In the entries below, count every line containing "value". Reply with the number alone.
** START MATERIAL FOR THIS TASK **
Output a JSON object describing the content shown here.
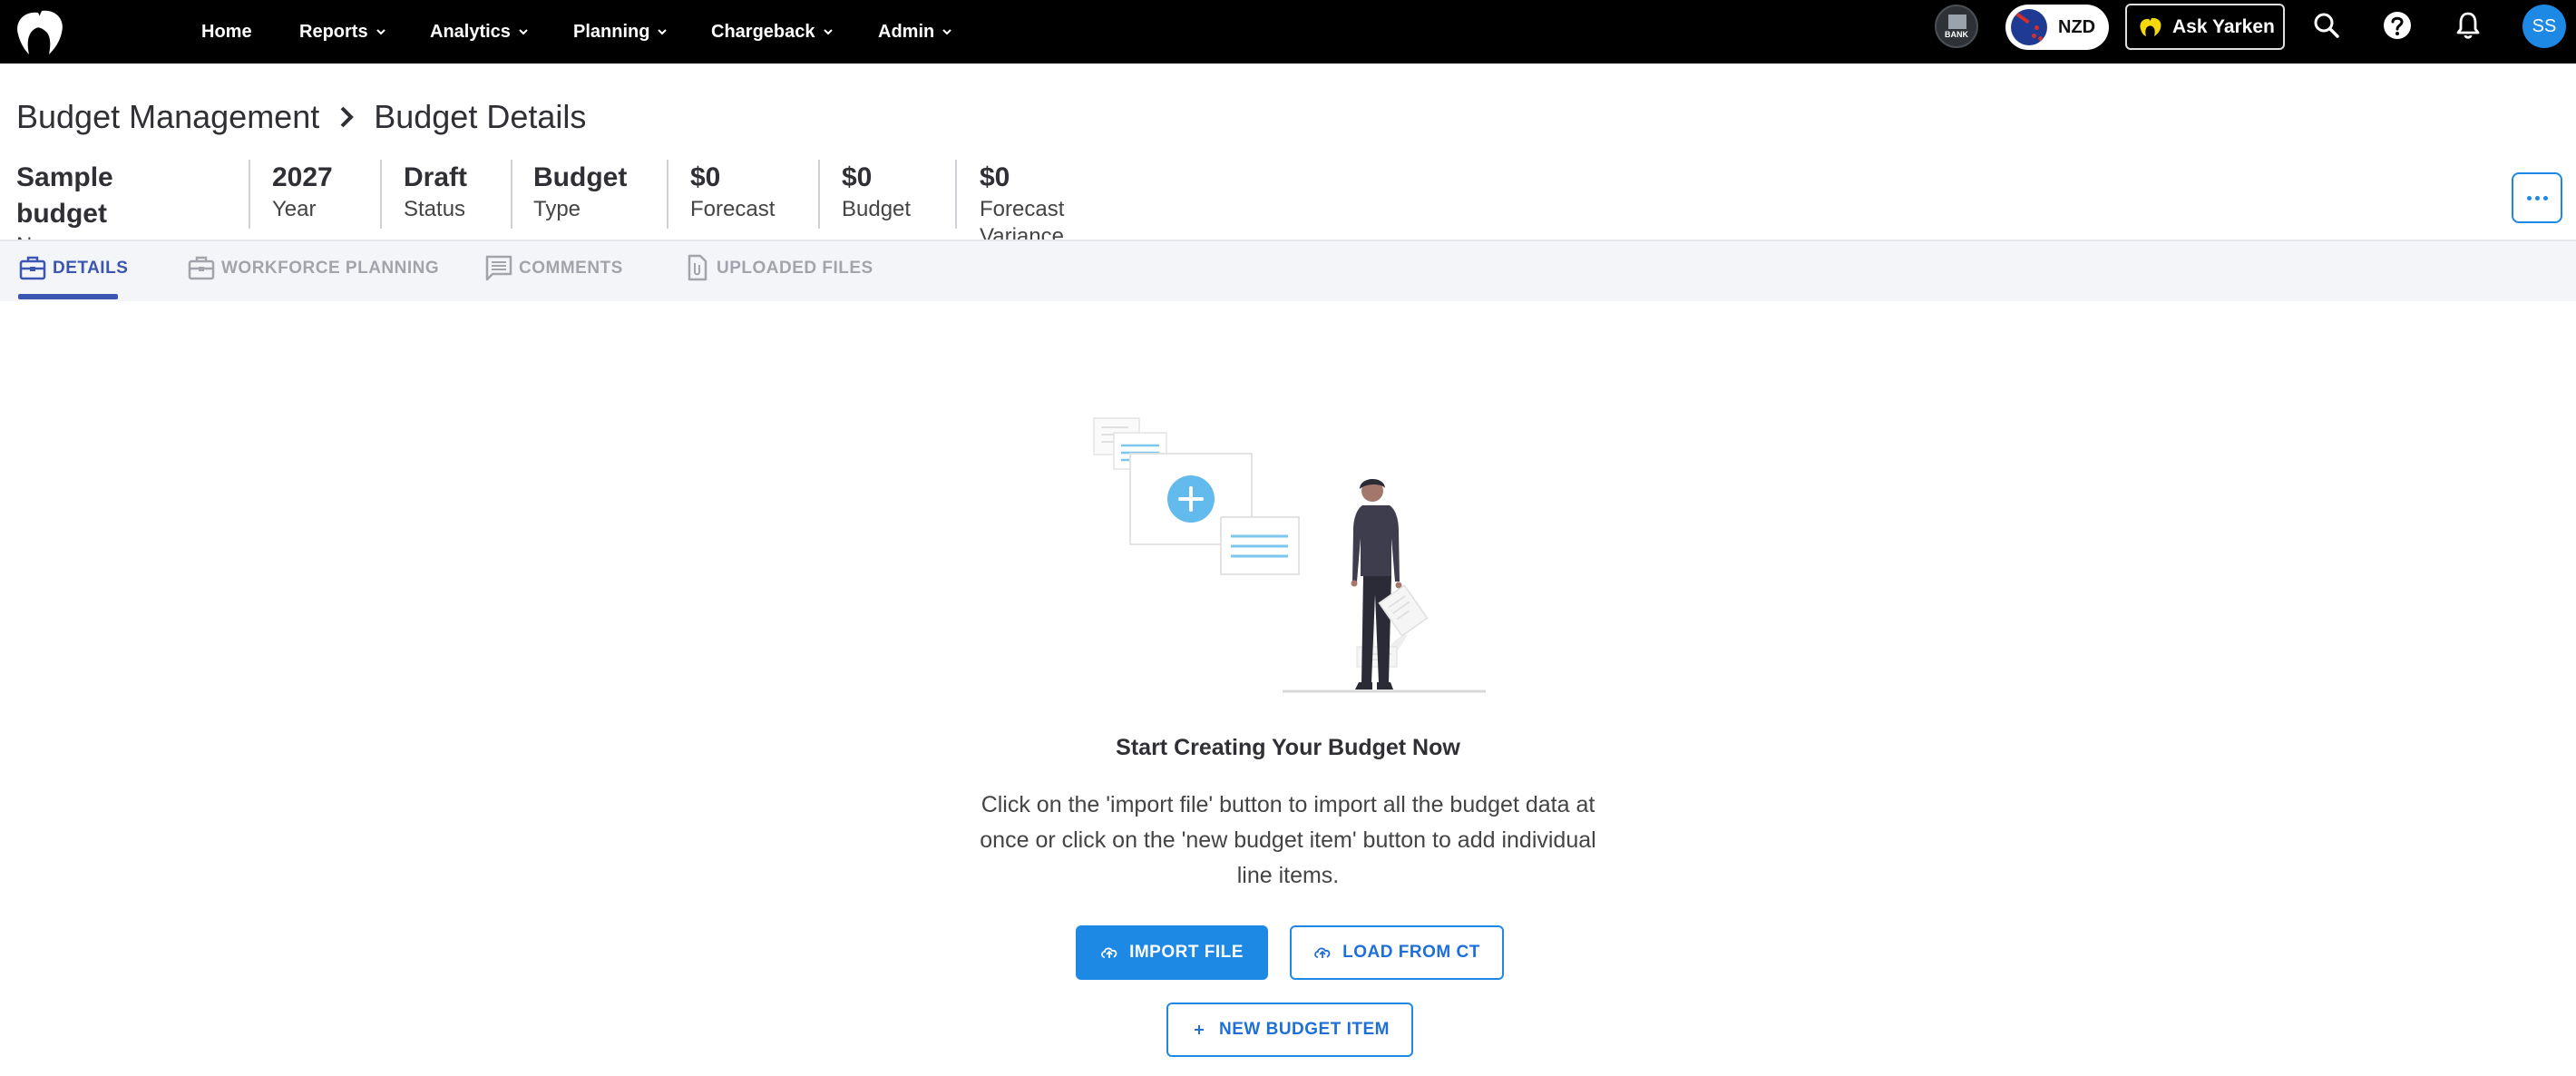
{
  "nav": {
    "items": [
      {
        "label": "Home",
        "has_menu": false
      },
      {
        "label": "Reports",
        "has_menu": true
      },
      {
        "label": "Analytics",
        "has_menu": true
      },
      {
        "label": "Planning",
        "has_menu": true
      },
      {
        "label": "Chargeback",
        "has_menu": true
      },
      {
        "label": "Admin",
        "has_menu": true
      }
    ],
    "bank_label": "BANK",
    "currency": "NZD",
    "ask_label": "Ask Yarken",
    "avatar_initials": "SS"
  },
  "breadcrumb": {
    "parent": "Budget Management",
    "current": "Budget Details"
  },
  "summary": [
    {
      "value": "Sample budget",
      "label": "Name"
    },
    {
      "value": "2027",
      "label": "Year"
    },
    {
      "value": "Draft",
      "label": "Status"
    },
    {
      "value": "Budget",
      "label": "Type"
    },
    {
      "value": "$0",
      "label": "Forecast"
    },
    {
      "value": "$0",
      "label": "Budget"
    },
    {
      "value": "$0",
      "label": "Forecast Variance"
    }
  ],
  "tabs": [
    {
      "label": "DETAILS",
      "icon": "briefcase-icon",
      "active": true
    },
    {
      "label": "WORKFORCE PLANNING",
      "icon": "briefcase-icon",
      "active": false
    },
    {
      "label": "COMMENTS",
      "icon": "comment-icon",
      "active": false
    },
    {
      "label": "UPLOADED FILES",
      "icon": "file-icon",
      "active": false
    }
  ],
  "empty_state": {
    "title": "Start Creating Your Budget Now",
    "description": "Click on the 'import file' button to import all the budget data at once or click on the 'new budget item' button to add individual line items.",
    "import_label": "IMPORT FILE",
    "load_label": "LOAD FROM CT",
    "new_item_label": "NEW BUDGET ITEM"
  },
  "colors": {
    "nav_bg": "#000000",
    "accent": "#1e88e5",
    "active_tab": "#3a56b0",
    "tab_bar_bg": "#f4f5f9"
  }
}
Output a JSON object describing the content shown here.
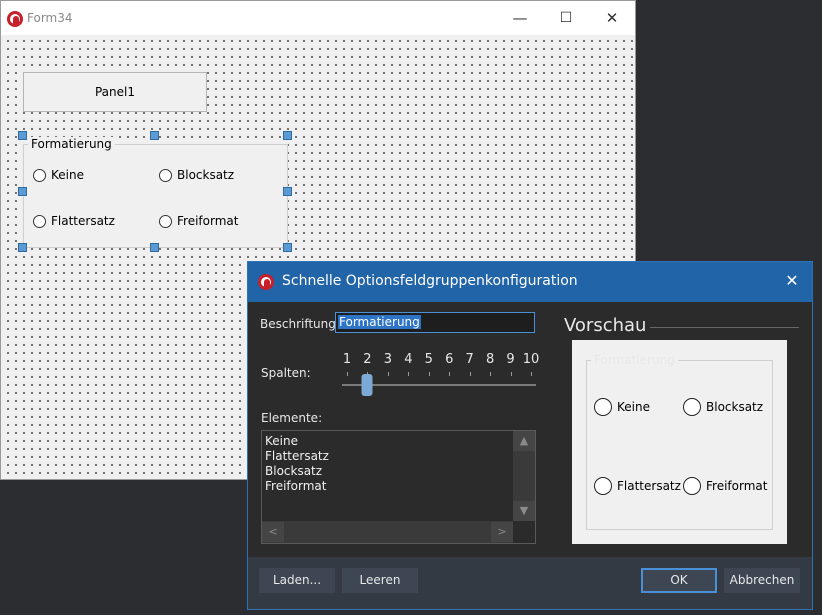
** END MATERIAL FOR THIS TASK **
■ REPLY ■
7